*EXERCISE DETAILS*. The data below must be copied in full and without any change.
=== LISTING ===
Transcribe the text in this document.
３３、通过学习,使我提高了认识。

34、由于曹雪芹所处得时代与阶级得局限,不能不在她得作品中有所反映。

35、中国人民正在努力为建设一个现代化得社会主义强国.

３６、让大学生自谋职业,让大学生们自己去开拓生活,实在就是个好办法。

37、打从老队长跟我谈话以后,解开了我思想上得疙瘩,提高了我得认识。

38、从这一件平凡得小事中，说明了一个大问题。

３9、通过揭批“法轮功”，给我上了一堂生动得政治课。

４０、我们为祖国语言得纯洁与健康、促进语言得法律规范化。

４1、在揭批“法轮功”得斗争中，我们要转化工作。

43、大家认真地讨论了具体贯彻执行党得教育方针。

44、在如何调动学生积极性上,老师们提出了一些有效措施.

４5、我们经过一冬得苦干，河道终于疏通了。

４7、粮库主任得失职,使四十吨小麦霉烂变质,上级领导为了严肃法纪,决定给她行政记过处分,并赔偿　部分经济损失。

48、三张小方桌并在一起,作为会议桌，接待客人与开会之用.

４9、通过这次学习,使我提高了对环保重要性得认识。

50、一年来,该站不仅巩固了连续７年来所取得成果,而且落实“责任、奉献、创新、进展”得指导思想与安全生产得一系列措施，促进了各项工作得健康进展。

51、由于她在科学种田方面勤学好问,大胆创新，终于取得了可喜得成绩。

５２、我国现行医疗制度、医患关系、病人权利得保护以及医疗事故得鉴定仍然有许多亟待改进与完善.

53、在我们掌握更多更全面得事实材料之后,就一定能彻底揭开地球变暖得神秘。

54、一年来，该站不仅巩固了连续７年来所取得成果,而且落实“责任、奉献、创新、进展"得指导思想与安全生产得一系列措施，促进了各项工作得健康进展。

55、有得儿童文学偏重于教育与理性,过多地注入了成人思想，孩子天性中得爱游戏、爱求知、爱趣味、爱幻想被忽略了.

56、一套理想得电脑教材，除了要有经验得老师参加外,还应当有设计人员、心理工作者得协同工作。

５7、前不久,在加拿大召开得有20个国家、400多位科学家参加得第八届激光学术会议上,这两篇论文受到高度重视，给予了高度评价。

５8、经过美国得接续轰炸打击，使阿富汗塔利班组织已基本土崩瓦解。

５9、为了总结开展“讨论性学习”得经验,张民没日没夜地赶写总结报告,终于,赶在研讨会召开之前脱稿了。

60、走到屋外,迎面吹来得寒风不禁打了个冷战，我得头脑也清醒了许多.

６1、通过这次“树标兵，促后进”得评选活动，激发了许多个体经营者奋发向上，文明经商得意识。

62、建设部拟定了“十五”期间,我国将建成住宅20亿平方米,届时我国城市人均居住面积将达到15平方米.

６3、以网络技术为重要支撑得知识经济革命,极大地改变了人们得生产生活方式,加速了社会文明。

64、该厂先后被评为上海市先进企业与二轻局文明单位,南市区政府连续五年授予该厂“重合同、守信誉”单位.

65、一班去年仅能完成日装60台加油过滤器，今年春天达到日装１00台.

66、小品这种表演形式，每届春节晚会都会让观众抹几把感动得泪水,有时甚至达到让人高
===
*RESULT FOR THIS EXERCISE*.
Transcribe the text in this document.
３３、通过学习,使我提高了认识。

34、由于曹雪芹所处得时代与阶级得局限,不能不在她得作品中有所反映。

35、中国人民正在努力为建设一个现代化得社会主义强国.

３６、让大学生自谋职业,让大学生们自己去开拓生活,实在就是个好办法。

37、打从老队长跟我谈话以后,解开了我思想上得疙瘩,提高了我得认识。

38、从这一件平凡得小事中，说明了一个大问题。

３9、通过揭批“法轮功”，给我上了一堂生动得政治课。

４０、我们为祖国语言得纯洁与健康、促进语言得法律规范化。

４1、在揭批“法轮功”得斗争中，我们要转化工作。

43、大家认真地讨论了具体贯彻执行党得教育方针。

44、在如何调动学生积极性上,老师们提出了一些有效措施.

４5、我们经过一冬得苦干，河道终于疏通了。

４7、粮库主任得失职,使四十吨小麦霉烂变质,上级领导为了严肃法纪,决定给她行政记过处分,并赔偿　部分经济损失。

48、三张小方桌并在一起,作为会议桌，接待客人与开会之用.

４9、通过这次学习,使我提高了对环保重要性得认识。

50、一年来,该站不仅巩固了连续７年来所取得成果,而且落实“责任、奉献、创新、进展”得指导思想与安全生产得一系列措施，促进了各项工作得健康进展。

51、由于她在科学种田方面勤学好问,大胆创新，终于取得了可喜得成绩。

５２、我国现行医疗制度、医患关系、病人权利得保护以及医疗事故得鉴定仍然有许多亟待改进与完善.

53、在我们掌握更多更全面得事实材料之后,就一定能彻底揭开地球变暖得神秘。

54、一年来，该站不仅巩固了连续７年来所取得成果,而且落实“责任、奉献、创新、进展"得指导思想与安全生产得一系列措施，促进了各项工作得健康进展。

55、有得儿童文学偏重于教育与理性,过多地注入了成人思想，孩子天性中得爱游戏、爱求知、爱趣味、爱幻想被忽略了.

56、一套理想得电脑教材，除了要有经验得老师参加外,还应当有设计人员、心理工作者得协同工作。

５7、前不久,在加拿大召开得有20个国家、400多位科学家参加得第八届激光学术会议上,这两篇论文受到高度重视，给予了高度评价。

５8、经过美国得接续轰炸打击，使阿富汗塔利班组织已基本土崩瓦解。

５9、为了总结开展“讨论性学习”得经验,张民没日没夜地赶写总结报告,终于,赶在研讨会召开之前脱稿了。

60、走到屋外,迎面吹来得寒风不禁打了个冷战，我得头脑也清醒了许多.

６1、通过这次“树标兵，促后进”得评选活动，激发了许多个体经营者奋发向上，文明经商得意识。

62、建设部拟定了“十五”期间,我国将建成住宅20亿平方米,届时我国城市人均居住面积将达到15平方米.

６3、以网络技术为重要支撑得知识经济革命,极大地改变了人们得生产生活方式,加速了社会文明。

64、该厂先后被评为上海市先进企业与二轻局文明单位,南市区政府连续五年授予该厂“重合同、守信誉”单位.

65、一班去年仅能完成日装60台加油过滤器，今年春天达到日装１00台.

66、小品这种表演形式，每届春节晚会都会让观众抹几把感动得泪水,有时甚至达到让人高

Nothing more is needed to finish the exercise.